* Task to complete: Extract the entries in their exact form.
----- Supplied data
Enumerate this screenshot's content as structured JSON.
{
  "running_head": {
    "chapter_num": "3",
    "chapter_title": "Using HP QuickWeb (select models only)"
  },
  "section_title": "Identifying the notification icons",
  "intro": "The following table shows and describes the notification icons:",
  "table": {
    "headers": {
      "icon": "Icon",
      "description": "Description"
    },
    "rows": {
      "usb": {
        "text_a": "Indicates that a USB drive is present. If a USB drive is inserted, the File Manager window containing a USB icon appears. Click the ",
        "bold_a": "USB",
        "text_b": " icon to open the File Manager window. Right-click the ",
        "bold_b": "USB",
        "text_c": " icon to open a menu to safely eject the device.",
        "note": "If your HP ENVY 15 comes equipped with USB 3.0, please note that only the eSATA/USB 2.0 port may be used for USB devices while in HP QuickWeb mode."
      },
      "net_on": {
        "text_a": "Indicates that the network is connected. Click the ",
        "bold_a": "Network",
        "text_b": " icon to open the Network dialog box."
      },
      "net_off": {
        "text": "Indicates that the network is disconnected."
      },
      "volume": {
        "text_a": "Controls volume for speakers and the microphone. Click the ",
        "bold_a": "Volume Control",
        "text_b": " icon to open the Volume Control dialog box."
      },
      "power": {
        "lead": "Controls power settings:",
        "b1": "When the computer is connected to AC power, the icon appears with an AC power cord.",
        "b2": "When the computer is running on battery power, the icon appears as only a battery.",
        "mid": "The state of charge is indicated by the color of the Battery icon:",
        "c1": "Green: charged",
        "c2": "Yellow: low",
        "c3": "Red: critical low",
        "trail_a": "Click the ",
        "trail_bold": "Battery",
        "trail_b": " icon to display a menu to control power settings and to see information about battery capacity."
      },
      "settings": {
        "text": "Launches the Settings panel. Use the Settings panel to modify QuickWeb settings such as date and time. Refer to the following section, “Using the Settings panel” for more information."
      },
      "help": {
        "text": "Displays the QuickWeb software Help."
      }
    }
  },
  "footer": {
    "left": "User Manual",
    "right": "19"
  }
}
----------
* Task solution:
Enumerate this screenshot's content as structured JSON.
{
  "running_head": {
    "chapter_num": "3",
    "chapter_title": "Using HP QuickWeb (select models only)"
  },
  "section_title": "Identifying the notification icons",
  "intro": "The following table shows and describes the notification icons:",
  "table": {
    "headers": {
      "icon": "Icon",
      "description": "Description"
    },
    "rows": {
      "usb": {
        "text_a": "Indicates that a USB drive is present. If a USB drive is inserted, the File Manager window containing a USB icon appears. Click the ",
        "bold_a": "USB",
        "text_b": " icon to open the File Manager window. Right-click the ",
        "bold_b": "USB",
        "text_c": " icon to open a menu to safely eject the device.",
        "note": "If your HP ENVY 15 comes equipped with USB 3.0, please note that only the eSATA/USB 2.0 port may be used for USB devices while in HP QuickWeb mode."
      },
      "net_on": {
        "text_a": "Indicates that the network is connected. Click the ",
        "bold_a": "Network",
        "text_b": " icon to open the Network dialog box."
      },
      "net_off": {
        "text": "Indicates that the network is disconnected."
      },
      "volume": {
        "text_a": "Controls volume for speakers and the microphone. Click the ",
        "bold_a": "Volume Control",
        "text_b": " icon to open the Volume Control dialog box."
      },
      "power": {
        "lead": "Controls power settings:",
        "b1": "When the computer is connected to AC power, the icon appears with an AC power cord.",
        "b2": "When the computer is running on battery power, the icon appears as only a battery.",
        "mid": "The state of charge is indicated by the color of the Battery icon:",
        "c1": "Green: charged",
        "c2": "Yellow: low",
        "c3": "Red: critical low",
        "trail_a": "Click the ",
        "trail_bold": "Battery",
        "trail_b": " icon to display a menu to control power settings and to see information about battery capacity."
      },
      "settings": {
        "text": "Launches the Settings panel. Use the Settings panel to modify QuickWeb settings such as date and time. Refer to the following section, “Using the Settings panel” for more information."
      },
      "help": {
        "text": "Displays the QuickWeb software Help."
      }
    }
  },
  "footer": {
    "left": "User Manual",
    "right": "19"
  }
}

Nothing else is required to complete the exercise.